## To be done
Write out each line exactly as given. Leave the pictures out of your copy.

## Source records
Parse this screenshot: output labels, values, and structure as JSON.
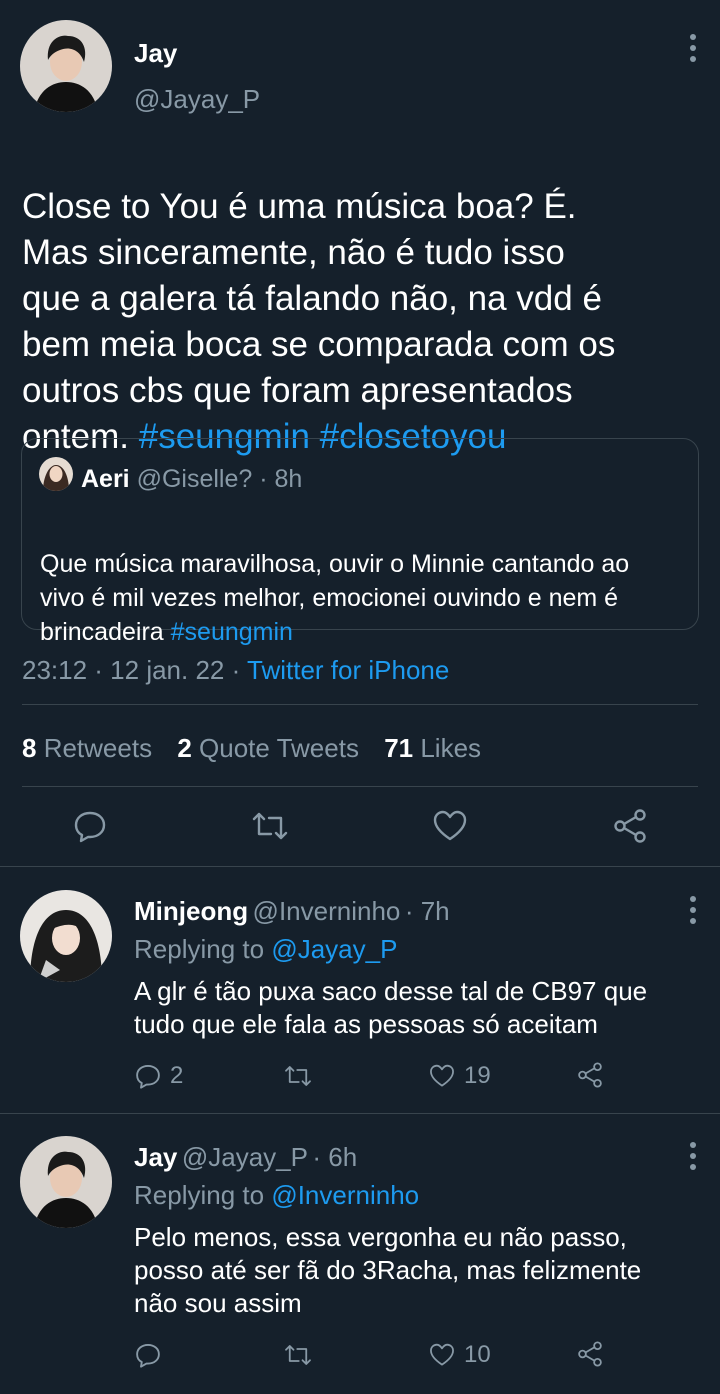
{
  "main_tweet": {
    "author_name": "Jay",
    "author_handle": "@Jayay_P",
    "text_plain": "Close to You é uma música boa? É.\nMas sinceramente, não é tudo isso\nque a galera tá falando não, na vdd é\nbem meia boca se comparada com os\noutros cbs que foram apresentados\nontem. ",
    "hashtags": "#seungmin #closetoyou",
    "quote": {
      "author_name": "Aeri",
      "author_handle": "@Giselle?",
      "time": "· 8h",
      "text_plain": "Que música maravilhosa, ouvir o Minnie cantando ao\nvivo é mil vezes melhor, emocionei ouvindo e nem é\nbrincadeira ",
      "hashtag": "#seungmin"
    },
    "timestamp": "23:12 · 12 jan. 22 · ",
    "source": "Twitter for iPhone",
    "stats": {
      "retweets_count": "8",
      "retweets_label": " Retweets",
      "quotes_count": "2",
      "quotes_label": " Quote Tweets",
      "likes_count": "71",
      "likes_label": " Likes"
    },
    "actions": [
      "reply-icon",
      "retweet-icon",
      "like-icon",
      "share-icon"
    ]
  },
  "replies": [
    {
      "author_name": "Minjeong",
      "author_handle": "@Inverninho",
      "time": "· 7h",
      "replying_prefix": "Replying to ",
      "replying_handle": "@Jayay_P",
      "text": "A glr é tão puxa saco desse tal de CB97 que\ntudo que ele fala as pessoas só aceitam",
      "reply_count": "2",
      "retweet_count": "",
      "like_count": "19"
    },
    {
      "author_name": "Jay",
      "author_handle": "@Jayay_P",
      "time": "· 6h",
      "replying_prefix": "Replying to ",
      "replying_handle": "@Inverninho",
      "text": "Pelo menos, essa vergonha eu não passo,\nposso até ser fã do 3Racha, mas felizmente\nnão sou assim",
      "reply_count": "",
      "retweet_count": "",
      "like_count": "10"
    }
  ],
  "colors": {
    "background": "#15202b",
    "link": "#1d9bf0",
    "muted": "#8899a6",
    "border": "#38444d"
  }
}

## Response for this exercise
Parse this screenshot: output labels, values, and structure as JSON.
{
  "main_tweet": {
    "author_name": "Jay",
    "author_handle": "@Jayay_P",
    "text_plain": "Close to You é uma música boa? É.\nMas sinceramente, não é tudo isso\nque a galera tá falando não, na vdd é\nbem meia boca se comparada com os\noutros cbs que foram apresentados\nontem. ",
    "hashtags": "#seungmin #closetoyou",
    "quote": {
      "author_name": "Aeri",
      "author_handle": "@Giselle?",
      "time": "· 8h",
      "text_plain": "Que música maravilhosa, ouvir o Minnie cantando ao\nvivo é mil vezes melhor, emocionei ouvindo e nem é\nbrincadeira ",
      "hashtag": "#seungmin"
    },
    "timestamp": "23:12 · 12 jan. 22 · ",
    "source": "Twitter for iPhone",
    "stats": {
      "retweets_count": "8",
      "retweets_label": " Retweets",
      "quotes_count": "2",
      "quotes_label": " Quote Tweets",
      "likes_count": "71",
      "likes_label": " Likes"
    },
    "actions": [
      "reply-icon",
      "retweet-icon",
      "like-icon",
      "share-icon"
    ]
  },
  "replies": [
    {
      "author_name": "Minjeong",
      "author_handle": "@Inverninho",
      "time": "· 7h",
      "replying_prefix": "Replying to ",
      "replying_handle": "@Jayay_P",
      "text": "A glr é tão puxa saco desse tal de CB97 que\ntudo que ele fala as pessoas só aceitam",
      "reply_count": "2",
      "retweet_count": "",
      "like_count": "19"
    },
    {
      "author_name": "Jay",
      "author_handle": "@Jayay_P",
      "time": "· 6h",
      "replying_prefix": "Replying to ",
      "replying_handle": "@Inverninho",
      "text": "Pelo menos, essa vergonha eu não passo,\nposso até ser fã do 3Racha, mas felizmente\nnão sou assim",
      "reply_count": "",
      "retweet_count": "",
      "like_count": "10"
    }
  ],
  "colors": {
    "background": "#15202b",
    "link": "#1d9bf0",
    "muted": "#8899a6",
    "border": "#38444d"
  }
}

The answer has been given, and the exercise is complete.